=== DESCRIPTION OF THE TASK ===
Sort through the data and copy the lines holding the word "color".

BEGIN MATERIAL SHOWN

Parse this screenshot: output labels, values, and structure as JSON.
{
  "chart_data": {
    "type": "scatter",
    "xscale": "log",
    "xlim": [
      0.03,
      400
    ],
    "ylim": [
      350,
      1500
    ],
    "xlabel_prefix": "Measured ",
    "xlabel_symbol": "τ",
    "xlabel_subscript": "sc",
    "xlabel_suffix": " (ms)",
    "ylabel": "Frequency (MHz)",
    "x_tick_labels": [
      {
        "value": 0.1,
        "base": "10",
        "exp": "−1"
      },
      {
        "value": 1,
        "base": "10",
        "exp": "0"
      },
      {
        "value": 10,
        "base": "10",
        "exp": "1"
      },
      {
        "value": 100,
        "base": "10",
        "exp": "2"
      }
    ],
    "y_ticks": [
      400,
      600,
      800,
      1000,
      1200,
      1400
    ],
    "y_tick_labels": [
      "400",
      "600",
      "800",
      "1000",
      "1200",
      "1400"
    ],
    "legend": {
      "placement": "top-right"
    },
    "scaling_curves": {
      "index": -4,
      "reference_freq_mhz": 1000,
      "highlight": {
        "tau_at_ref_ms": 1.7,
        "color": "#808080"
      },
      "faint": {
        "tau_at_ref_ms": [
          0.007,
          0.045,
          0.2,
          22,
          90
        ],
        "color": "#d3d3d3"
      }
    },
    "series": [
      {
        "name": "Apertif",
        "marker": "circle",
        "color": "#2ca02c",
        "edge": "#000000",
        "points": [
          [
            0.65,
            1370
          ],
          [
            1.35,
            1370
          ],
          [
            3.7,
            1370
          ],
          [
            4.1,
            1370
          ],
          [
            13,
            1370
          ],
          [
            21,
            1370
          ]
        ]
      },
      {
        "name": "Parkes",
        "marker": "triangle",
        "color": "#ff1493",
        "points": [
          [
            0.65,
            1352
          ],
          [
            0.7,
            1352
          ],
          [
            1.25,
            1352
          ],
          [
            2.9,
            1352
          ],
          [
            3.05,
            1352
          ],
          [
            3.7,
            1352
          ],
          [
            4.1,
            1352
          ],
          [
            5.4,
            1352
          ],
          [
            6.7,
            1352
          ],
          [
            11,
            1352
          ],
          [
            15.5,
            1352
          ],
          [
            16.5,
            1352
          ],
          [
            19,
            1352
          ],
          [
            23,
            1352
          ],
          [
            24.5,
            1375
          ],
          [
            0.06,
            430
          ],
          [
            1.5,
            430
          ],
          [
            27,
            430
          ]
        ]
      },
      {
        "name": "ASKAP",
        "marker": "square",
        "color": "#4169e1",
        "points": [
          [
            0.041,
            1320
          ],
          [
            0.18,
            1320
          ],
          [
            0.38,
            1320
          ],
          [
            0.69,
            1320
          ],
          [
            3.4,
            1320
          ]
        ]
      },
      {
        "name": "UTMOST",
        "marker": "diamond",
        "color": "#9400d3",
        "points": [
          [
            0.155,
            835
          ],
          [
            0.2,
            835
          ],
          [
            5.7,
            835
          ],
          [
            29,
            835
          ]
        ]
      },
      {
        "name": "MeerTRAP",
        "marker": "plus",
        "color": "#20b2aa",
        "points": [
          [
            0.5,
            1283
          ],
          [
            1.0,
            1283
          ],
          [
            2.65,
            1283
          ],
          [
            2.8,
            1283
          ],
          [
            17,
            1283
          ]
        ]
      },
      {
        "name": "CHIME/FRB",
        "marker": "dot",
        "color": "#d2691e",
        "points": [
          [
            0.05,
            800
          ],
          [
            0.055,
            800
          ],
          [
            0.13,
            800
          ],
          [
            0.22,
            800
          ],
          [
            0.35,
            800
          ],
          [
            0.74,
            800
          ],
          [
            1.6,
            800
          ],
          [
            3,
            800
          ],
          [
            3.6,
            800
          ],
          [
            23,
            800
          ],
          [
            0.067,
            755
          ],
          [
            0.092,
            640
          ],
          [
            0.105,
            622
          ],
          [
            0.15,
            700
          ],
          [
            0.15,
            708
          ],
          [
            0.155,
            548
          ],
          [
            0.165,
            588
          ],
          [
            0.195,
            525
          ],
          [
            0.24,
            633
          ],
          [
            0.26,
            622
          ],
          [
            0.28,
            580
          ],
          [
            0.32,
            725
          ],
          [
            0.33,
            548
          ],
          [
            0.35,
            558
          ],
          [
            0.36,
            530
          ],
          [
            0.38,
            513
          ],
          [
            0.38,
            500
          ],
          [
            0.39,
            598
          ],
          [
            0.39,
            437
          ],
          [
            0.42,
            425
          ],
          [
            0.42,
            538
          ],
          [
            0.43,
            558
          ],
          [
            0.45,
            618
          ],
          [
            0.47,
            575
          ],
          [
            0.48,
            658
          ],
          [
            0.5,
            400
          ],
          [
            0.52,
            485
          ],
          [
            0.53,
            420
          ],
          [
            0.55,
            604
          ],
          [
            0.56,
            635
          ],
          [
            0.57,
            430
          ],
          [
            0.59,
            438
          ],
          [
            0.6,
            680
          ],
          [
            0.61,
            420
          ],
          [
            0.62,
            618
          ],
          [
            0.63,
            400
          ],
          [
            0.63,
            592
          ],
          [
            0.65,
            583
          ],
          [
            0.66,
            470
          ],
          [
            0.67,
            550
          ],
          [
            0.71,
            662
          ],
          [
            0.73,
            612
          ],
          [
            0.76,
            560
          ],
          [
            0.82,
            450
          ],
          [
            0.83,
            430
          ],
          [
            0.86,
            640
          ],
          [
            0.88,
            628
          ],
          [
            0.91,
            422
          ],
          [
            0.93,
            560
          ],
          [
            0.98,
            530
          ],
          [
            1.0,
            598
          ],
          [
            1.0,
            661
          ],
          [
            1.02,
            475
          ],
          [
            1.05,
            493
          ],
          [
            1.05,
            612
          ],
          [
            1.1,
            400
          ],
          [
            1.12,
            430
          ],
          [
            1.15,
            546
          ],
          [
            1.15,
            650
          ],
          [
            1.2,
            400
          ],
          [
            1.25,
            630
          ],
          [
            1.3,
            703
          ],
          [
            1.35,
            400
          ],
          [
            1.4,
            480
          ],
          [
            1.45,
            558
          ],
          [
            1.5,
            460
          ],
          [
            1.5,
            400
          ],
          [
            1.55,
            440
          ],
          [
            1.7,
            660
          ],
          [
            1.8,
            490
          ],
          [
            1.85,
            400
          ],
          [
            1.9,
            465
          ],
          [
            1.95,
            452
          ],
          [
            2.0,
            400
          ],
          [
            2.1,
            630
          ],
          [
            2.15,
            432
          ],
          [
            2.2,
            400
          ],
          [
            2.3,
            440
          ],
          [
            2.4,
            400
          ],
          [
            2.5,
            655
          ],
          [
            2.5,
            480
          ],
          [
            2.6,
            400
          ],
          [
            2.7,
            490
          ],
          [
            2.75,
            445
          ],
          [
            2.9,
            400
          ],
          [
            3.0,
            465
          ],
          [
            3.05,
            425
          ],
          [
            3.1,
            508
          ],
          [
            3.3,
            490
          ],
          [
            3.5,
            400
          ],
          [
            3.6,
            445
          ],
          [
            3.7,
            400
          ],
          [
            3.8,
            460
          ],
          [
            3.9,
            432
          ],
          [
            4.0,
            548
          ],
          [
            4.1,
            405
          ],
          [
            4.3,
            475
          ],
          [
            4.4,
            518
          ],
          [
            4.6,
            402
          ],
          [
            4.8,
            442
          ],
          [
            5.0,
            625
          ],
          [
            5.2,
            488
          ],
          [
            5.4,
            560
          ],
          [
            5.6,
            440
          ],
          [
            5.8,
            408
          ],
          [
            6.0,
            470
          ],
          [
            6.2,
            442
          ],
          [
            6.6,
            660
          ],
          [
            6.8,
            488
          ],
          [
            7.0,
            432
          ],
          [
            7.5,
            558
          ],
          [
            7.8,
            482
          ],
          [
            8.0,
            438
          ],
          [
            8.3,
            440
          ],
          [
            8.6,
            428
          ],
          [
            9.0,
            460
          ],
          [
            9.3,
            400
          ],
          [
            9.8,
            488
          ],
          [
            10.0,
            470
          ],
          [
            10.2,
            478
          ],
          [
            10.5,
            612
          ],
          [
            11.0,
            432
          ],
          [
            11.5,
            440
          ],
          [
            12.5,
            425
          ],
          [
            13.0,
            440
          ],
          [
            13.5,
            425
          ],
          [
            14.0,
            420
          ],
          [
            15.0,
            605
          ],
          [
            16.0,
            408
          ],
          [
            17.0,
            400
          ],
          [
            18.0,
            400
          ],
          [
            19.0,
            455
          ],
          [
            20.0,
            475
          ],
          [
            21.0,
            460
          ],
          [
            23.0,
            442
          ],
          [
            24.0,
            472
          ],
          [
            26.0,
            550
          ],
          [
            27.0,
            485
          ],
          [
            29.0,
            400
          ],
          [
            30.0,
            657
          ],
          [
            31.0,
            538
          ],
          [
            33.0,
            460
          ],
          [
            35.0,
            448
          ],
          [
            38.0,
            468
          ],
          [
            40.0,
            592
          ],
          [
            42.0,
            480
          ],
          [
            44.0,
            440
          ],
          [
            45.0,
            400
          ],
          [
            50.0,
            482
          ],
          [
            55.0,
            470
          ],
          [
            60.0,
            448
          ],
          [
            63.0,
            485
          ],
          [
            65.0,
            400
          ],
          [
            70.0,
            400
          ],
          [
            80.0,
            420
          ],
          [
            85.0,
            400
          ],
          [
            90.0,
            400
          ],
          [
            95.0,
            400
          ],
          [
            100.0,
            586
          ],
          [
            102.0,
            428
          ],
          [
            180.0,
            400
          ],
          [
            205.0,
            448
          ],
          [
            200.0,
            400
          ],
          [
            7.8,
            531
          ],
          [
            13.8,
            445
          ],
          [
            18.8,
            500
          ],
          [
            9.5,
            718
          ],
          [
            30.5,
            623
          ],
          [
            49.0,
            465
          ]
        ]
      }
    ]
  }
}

END MATERIAL SHOWN

=== ANSWER FOR THIS EXERCISE ===
        "color": "#808080"
        "color": "#d3d3d3"
        "color": "#2ca02c",
        "color": "#ff1493",
        "color": "#4169e1",
        "color": "#9400d3",
        "color": "#20b2aa",
        "color": "#d2691e",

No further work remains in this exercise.